Requirement: Repeat every record below exactly, omitting any pictures.

Dataset entries:
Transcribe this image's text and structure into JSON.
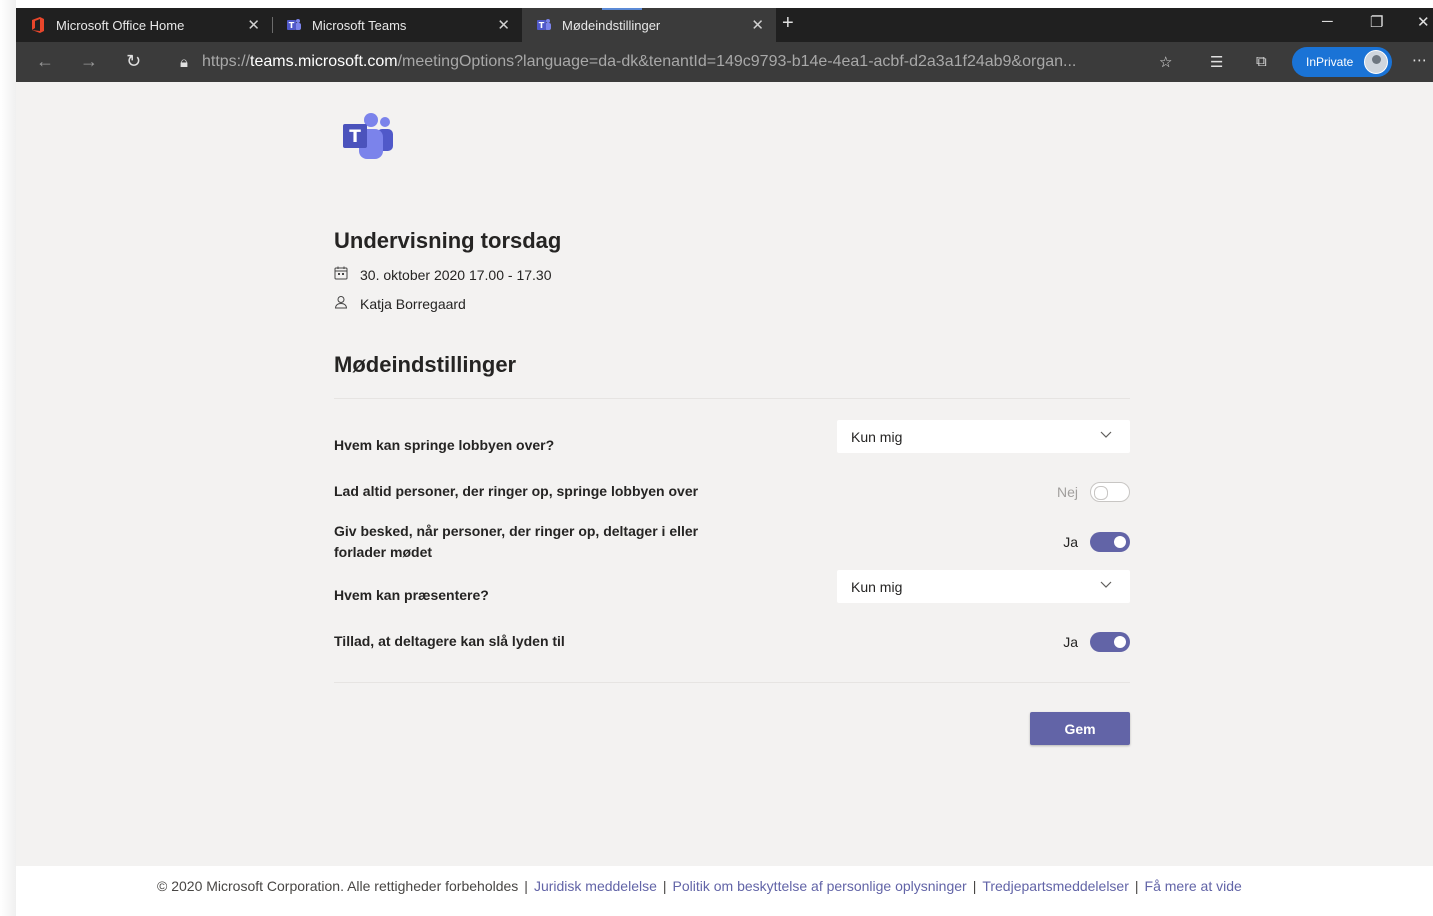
{
  "browser": {
    "tabs": [
      {
        "title": "Microsoft Office Home",
        "icon": "office-icon",
        "active": false
      },
      {
        "title": "Microsoft Teams",
        "icon": "teams-icon",
        "active": false
      },
      {
        "title": "Mødeindstillinger",
        "icon": "teams-icon",
        "active": true
      }
    ],
    "url_scheme": "https://",
    "url_domain": "teams.microsoft.com",
    "url_rest": "/meetingOptions?language=da-dk&tenantId=149c9793-b14e-4ea1-acbf-d2a3a1f24ab9&organ...",
    "inprivate_label": "InPrivate",
    "accent": "#1a73d6"
  },
  "meeting": {
    "title": "Undervisning torsdag",
    "datetime": "30. oktober 2020 17.00 - 17.30",
    "organizer": "Katja Borregaard"
  },
  "settings": {
    "heading": "Mødeindstillinger",
    "lobby_bypass": {
      "label": "Hvem kan springe lobbyen over?",
      "value": "Kun mig"
    },
    "dialin_bypass": {
      "label": "Lad altid personer, der ringer op, springe lobbyen over",
      "state_text": "Nej",
      "on": false
    },
    "notify_dialin": {
      "label_line1": "Giv besked, når personer, der ringer op, deltager i eller",
      "label_line2": "forlader mødet",
      "state_text": "Ja",
      "on": true
    },
    "presenters": {
      "label": "Hvem kan præsentere?",
      "value": "Kun mig"
    },
    "allow_unmute": {
      "label": "Tillad, at deltagere kan slå lyden til",
      "state_text": "Ja",
      "on": true
    },
    "save_label": "Gem",
    "accent": "#6264a7"
  },
  "footer": {
    "copyright": "© 2020 Microsoft Corporation. Alle rettigheder forbeholdes",
    "links": [
      "Juridisk meddelelse",
      "Politik om beskyttelse af personlige oplysninger",
      "Tredjepartsmeddelelser",
      "Få mere at vide"
    ]
  }
}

Complete output:
Transcribe this image's text and structure into JSON.
{
  "browser": {
    "tabs": [
      {
        "title": "Microsoft Office Home",
        "icon": "office-icon",
        "active": false
      },
      {
        "title": "Microsoft Teams",
        "icon": "teams-icon",
        "active": false
      },
      {
        "title": "Mødeindstillinger",
        "icon": "teams-icon",
        "active": true
      }
    ],
    "url_scheme": "https://",
    "url_domain": "teams.microsoft.com",
    "url_rest": "/meetingOptions?language=da-dk&tenantId=149c9793-b14e-4ea1-acbf-d2a3a1f24ab9&organ...",
    "inprivate_label": "InPrivate",
    "accent": "#1a73d6"
  },
  "meeting": {
    "title": "Undervisning torsdag",
    "datetime": "30. oktober 2020 17.00 - 17.30",
    "organizer": "Katja Borregaard"
  },
  "settings": {
    "heading": "Mødeindstillinger",
    "lobby_bypass": {
      "label": "Hvem kan springe lobbyen over?",
      "value": "Kun mig"
    },
    "dialin_bypass": {
      "label": "Lad altid personer, der ringer op, springe lobbyen over",
      "state_text": "Nej",
      "on": false
    },
    "notify_dialin": {
      "label_line1": "Giv besked, når personer, der ringer op, deltager i eller",
      "label_line2": "forlader mødet",
      "state_text": "Ja",
      "on": true
    },
    "presenters": {
      "label": "Hvem kan præsentere?",
      "value": "Kun mig"
    },
    "allow_unmute": {
      "label": "Tillad, at deltagere kan slå lyden til",
      "state_text": "Ja",
      "on": true
    },
    "save_label": "Gem",
    "accent": "#6264a7"
  },
  "footer": {
    "copyright": "© 2020 Microsoft Corporation. Alle rettigheder forbeholdes",
    "links": [
      "Juridisk meddelelse",
      "Politik om beskyttelse af personlige oplysninger",
      "Tredjepartsmeddelelser",
      "Få mere at vide"
    ]
  }
}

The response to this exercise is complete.